## WHAT TO DO:
Look through the records that follow. Copy every line containing the word "woman".

⁂

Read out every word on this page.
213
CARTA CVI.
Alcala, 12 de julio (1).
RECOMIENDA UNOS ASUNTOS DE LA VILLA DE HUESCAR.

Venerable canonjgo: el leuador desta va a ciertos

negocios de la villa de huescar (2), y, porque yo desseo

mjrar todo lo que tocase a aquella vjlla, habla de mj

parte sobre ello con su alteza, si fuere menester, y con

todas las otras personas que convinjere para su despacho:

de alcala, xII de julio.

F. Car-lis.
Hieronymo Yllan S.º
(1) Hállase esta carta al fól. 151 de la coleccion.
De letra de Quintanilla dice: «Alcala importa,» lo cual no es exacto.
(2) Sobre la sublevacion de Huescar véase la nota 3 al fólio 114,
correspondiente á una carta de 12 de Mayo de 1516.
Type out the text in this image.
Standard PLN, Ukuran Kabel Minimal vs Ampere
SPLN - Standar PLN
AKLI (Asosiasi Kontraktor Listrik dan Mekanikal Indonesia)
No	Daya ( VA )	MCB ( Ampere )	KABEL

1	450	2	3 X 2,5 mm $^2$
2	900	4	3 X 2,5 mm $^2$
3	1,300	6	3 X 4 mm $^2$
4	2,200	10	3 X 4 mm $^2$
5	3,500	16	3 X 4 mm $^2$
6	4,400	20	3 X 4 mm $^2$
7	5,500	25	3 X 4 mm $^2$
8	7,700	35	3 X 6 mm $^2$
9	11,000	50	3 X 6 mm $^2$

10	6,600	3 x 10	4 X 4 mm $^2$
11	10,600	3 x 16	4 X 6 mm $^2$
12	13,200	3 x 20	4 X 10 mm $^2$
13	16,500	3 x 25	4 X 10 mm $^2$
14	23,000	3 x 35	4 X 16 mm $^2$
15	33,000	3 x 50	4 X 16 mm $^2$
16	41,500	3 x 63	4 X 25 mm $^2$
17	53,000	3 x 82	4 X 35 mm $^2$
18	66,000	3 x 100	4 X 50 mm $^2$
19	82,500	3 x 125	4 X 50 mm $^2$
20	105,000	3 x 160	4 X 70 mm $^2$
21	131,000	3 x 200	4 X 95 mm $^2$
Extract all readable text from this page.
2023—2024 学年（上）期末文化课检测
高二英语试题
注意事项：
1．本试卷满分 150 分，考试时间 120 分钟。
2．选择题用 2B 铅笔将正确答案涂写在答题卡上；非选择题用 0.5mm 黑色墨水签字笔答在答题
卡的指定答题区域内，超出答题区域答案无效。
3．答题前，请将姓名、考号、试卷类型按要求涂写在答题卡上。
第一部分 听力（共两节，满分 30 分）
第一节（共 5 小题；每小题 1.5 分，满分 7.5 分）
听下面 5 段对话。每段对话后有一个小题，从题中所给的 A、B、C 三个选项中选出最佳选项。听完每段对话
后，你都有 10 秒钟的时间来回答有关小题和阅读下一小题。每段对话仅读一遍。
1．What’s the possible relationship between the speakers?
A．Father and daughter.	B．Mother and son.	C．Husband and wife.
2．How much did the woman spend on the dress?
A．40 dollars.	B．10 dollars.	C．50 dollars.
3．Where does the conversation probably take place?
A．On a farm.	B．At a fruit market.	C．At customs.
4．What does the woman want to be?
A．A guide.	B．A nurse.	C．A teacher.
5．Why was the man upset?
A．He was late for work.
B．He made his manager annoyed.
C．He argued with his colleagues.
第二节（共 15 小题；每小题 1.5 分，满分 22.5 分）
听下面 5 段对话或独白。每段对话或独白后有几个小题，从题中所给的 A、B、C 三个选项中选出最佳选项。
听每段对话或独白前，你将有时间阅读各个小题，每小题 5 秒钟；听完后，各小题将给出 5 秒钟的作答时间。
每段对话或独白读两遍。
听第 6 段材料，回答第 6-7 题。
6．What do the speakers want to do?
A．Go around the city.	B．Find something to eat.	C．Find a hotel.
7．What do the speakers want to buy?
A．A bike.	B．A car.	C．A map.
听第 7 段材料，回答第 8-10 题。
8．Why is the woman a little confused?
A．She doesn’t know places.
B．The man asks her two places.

⁂

## TASK OUTPUT:
2．How much did the woman spend on the dress?
4．What does the woman want to be?
8．Why is the woman a little confused?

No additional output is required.